● **WHAT YOU HAVE TO DO**
Look for "консонанти" in the listing below. Gather each line that contains it.

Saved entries
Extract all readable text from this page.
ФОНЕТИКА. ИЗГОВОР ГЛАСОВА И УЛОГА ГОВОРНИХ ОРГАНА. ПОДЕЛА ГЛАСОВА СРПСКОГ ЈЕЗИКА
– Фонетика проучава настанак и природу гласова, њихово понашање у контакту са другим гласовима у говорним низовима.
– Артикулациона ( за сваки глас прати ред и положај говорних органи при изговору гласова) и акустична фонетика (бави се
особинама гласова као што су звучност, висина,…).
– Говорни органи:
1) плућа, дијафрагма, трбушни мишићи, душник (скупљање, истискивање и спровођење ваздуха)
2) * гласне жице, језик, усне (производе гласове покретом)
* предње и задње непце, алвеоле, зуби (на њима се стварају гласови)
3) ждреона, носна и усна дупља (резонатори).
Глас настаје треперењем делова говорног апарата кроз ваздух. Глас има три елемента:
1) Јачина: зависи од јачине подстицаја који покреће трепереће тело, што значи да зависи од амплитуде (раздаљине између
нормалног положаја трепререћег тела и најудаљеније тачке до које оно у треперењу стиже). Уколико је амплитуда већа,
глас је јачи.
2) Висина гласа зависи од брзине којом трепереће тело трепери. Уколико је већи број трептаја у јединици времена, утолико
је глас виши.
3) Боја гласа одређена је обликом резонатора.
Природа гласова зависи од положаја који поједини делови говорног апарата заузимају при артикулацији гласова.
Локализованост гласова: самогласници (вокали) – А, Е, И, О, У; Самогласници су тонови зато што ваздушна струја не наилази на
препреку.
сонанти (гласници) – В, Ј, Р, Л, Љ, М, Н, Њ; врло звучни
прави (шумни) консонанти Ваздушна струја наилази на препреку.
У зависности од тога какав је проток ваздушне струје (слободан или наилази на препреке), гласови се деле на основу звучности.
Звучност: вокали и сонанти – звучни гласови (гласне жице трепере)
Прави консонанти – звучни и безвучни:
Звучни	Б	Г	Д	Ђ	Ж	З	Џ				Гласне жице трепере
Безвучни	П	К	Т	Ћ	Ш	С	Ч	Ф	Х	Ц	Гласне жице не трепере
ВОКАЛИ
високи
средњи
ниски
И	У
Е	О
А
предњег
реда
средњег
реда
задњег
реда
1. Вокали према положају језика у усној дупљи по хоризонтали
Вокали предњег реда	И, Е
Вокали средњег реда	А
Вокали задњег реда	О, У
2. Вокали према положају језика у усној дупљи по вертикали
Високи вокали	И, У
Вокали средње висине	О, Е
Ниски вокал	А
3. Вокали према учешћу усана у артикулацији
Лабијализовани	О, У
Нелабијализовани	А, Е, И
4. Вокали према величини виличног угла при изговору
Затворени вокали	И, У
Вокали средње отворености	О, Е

● **TASK RESULT**
прави (шумни) консонанти Ваздушна струја наилази на препреку.
Прави консонанти – звучни и безвучни:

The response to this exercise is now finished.